Work out how many lines have "temperature" in them. Give only that number.
# Data for the task start
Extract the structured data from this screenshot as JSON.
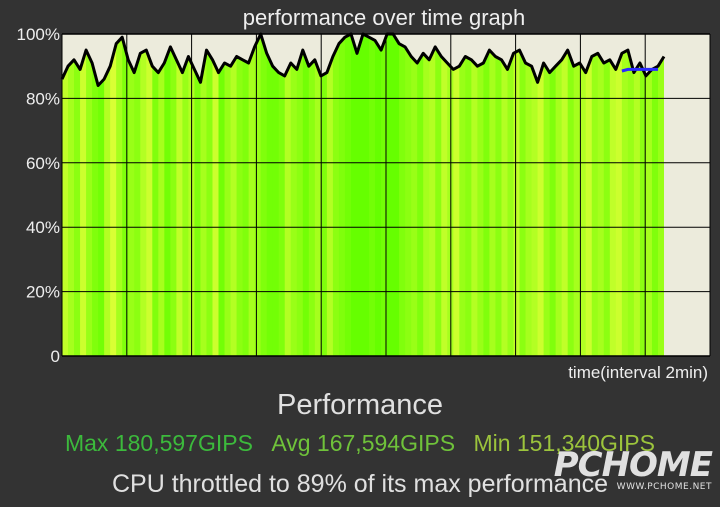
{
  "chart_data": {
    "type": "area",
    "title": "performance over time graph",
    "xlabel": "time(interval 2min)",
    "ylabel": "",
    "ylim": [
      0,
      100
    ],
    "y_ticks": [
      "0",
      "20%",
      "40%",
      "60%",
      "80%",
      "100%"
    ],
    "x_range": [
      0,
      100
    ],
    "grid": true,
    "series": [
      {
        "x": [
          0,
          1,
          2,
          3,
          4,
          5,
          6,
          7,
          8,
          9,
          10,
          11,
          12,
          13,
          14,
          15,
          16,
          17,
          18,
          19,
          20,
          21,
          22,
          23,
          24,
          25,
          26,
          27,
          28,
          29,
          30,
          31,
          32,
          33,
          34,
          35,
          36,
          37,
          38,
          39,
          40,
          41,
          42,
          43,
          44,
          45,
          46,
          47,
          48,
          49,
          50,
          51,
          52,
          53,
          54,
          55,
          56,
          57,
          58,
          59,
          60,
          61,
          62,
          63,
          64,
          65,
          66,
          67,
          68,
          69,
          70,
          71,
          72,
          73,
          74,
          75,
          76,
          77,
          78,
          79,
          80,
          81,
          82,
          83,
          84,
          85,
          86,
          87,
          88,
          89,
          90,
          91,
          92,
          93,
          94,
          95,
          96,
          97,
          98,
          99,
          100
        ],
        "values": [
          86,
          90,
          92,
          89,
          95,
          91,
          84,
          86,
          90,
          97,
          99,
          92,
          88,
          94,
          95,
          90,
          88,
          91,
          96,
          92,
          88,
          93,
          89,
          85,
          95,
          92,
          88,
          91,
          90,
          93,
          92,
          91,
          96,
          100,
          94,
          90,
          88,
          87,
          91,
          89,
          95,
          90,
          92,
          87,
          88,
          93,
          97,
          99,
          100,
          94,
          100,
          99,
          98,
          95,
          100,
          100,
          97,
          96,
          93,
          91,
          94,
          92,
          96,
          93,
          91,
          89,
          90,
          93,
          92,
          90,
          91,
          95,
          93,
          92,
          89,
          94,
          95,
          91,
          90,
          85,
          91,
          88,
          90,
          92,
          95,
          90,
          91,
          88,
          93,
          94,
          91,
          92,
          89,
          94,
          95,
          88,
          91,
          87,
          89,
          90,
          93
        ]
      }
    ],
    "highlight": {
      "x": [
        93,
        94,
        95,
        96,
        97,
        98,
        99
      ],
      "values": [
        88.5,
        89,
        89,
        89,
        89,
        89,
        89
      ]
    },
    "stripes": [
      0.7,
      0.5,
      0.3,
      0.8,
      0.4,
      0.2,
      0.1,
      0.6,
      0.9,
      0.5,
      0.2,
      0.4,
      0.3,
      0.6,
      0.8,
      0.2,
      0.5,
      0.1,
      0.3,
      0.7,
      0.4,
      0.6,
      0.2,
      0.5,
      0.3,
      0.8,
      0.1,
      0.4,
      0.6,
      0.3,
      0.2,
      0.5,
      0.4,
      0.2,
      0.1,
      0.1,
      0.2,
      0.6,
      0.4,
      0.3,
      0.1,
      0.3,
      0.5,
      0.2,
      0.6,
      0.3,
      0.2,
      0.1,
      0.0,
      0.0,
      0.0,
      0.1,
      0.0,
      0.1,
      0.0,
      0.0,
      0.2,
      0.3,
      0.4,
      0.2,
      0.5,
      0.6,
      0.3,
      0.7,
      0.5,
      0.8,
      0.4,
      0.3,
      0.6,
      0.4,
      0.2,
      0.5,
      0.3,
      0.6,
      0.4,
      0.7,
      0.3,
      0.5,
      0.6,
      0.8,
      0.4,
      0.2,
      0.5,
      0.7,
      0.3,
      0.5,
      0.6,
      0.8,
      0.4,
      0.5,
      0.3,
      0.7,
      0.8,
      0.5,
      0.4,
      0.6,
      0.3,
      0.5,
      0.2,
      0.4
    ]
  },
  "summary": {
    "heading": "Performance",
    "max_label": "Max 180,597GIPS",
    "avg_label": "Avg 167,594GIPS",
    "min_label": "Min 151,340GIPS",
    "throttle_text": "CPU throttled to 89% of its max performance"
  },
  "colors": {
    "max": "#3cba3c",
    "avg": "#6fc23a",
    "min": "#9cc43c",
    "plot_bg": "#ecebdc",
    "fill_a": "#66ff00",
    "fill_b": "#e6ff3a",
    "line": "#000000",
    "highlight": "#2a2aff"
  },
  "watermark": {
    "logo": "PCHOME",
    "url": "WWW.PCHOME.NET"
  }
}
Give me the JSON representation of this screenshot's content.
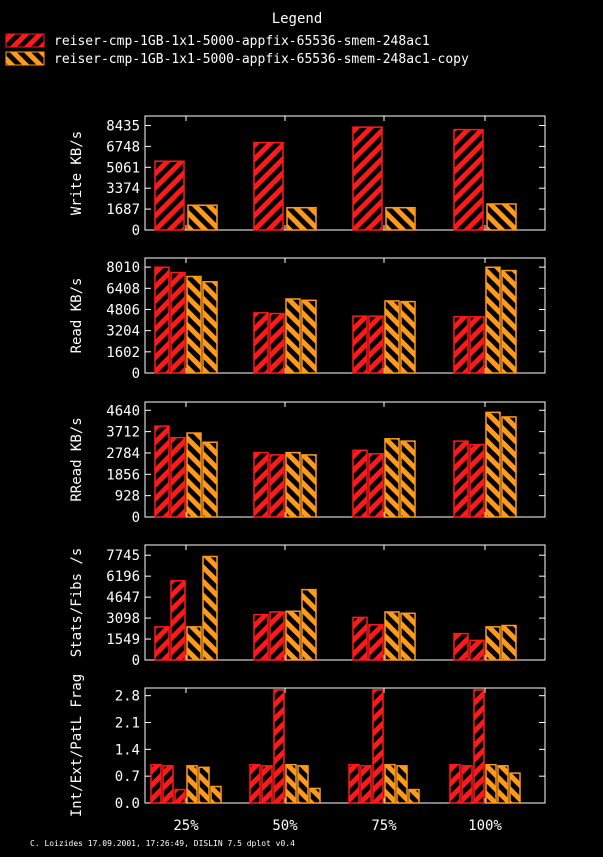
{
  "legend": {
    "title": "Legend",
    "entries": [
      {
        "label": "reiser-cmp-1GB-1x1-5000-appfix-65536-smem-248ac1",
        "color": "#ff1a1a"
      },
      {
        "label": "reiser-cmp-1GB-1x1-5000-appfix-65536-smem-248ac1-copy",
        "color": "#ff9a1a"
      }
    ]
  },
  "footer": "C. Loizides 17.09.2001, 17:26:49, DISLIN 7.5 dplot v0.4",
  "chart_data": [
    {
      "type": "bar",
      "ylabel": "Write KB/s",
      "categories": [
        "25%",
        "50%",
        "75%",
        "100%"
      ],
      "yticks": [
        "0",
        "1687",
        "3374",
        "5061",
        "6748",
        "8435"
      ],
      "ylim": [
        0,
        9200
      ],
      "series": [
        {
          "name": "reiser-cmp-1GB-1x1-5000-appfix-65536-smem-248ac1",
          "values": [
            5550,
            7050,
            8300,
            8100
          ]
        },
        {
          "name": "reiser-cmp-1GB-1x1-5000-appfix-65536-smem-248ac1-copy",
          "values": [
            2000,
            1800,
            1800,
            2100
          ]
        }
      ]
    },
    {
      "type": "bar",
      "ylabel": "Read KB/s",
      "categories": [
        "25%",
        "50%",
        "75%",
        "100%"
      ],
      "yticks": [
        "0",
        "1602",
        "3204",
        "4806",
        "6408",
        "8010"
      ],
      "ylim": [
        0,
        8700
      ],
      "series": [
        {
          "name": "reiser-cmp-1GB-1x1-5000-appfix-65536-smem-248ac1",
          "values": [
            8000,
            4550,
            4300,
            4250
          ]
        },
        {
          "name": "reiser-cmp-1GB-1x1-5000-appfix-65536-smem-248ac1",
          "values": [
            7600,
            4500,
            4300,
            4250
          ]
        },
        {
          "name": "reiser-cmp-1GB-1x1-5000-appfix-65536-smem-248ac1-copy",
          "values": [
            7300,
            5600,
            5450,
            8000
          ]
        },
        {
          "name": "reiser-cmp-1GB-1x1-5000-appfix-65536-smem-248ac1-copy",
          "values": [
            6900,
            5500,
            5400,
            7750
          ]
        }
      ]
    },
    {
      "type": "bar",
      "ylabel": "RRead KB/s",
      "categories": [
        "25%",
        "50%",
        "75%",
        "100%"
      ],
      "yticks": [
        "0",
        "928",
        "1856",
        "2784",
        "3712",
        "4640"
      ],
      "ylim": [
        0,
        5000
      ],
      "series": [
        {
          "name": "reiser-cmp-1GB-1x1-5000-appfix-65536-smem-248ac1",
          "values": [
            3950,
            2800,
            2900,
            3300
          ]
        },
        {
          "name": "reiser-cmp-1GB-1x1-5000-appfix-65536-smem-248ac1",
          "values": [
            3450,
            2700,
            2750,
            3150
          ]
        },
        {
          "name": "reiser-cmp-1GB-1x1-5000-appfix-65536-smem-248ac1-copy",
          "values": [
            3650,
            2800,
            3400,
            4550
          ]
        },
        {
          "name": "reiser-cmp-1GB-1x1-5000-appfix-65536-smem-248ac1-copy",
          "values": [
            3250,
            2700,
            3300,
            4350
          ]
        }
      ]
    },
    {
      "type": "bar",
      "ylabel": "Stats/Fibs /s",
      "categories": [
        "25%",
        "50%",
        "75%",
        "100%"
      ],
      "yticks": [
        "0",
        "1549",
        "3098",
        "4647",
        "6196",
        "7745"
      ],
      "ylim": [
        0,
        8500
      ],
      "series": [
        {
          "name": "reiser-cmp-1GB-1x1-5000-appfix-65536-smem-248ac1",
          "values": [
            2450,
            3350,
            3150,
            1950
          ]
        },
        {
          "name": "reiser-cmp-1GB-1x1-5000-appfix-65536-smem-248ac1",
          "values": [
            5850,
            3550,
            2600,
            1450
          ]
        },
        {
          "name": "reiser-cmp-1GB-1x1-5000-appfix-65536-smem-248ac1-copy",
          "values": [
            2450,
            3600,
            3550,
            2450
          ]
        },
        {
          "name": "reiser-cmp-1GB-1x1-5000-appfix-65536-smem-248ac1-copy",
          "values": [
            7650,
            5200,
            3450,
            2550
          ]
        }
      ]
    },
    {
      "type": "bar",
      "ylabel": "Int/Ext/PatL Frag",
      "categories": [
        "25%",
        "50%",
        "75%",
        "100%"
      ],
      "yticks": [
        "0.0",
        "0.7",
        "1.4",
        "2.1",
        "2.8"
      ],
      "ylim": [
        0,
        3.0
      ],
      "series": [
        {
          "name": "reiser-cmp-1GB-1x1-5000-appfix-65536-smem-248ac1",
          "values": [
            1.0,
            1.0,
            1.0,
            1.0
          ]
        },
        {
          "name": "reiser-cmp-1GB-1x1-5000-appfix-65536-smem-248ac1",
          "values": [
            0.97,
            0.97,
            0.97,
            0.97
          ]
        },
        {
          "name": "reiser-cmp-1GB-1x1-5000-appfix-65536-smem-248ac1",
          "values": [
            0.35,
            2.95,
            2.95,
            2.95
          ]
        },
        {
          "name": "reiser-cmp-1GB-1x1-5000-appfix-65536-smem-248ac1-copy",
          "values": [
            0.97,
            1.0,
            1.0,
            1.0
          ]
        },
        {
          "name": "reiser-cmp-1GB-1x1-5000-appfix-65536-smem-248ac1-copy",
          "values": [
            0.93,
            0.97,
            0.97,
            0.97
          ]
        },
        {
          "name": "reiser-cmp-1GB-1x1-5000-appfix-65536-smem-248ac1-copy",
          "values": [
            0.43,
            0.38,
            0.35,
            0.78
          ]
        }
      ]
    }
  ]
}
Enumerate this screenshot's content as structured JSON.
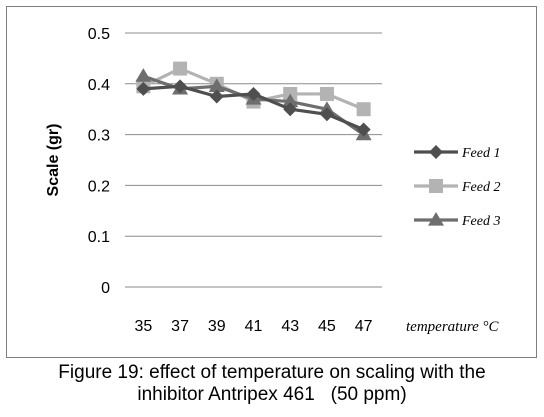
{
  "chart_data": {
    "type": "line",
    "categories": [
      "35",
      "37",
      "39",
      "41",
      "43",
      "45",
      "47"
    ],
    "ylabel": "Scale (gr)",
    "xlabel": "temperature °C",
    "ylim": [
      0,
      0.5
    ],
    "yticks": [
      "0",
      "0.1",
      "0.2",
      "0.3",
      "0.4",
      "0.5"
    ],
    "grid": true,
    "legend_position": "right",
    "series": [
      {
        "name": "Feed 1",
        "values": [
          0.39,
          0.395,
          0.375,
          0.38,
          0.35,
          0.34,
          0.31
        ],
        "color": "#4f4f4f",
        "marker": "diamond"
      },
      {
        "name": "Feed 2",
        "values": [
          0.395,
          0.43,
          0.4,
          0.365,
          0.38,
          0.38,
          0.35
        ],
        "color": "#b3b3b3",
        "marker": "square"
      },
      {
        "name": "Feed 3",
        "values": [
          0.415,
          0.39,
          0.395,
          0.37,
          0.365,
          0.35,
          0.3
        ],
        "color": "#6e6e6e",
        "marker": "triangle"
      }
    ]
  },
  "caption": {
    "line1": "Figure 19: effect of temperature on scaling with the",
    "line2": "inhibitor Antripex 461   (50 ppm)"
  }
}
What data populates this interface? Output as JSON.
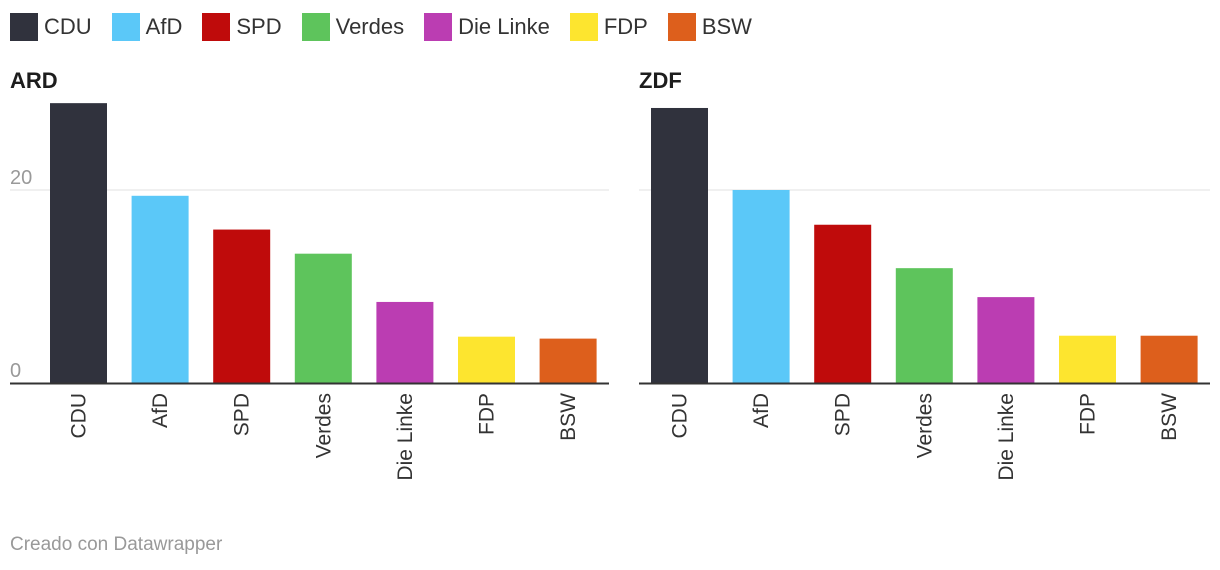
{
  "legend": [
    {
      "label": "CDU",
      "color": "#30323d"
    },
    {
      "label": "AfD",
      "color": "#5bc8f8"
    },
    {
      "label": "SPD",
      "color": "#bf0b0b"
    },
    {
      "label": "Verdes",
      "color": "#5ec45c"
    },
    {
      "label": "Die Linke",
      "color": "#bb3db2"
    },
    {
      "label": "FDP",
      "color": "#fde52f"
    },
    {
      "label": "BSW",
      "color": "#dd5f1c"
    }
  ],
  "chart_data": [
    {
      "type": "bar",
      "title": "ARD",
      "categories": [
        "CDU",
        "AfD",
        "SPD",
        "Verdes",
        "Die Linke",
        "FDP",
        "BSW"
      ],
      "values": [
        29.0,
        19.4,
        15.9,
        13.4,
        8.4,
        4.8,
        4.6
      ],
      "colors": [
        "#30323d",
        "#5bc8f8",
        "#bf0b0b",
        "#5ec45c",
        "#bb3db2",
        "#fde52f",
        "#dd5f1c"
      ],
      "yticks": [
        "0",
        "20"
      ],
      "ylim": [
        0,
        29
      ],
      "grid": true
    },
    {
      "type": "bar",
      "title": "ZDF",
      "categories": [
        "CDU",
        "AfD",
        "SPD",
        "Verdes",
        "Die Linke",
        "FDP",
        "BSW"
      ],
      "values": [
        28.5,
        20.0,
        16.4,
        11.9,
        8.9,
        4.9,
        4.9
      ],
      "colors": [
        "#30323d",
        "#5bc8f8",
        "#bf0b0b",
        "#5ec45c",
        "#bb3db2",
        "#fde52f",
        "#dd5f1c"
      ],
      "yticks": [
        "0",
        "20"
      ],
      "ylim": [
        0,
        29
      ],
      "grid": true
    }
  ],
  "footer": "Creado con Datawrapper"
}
# Data for the task end
▶ Result of this exercise:
2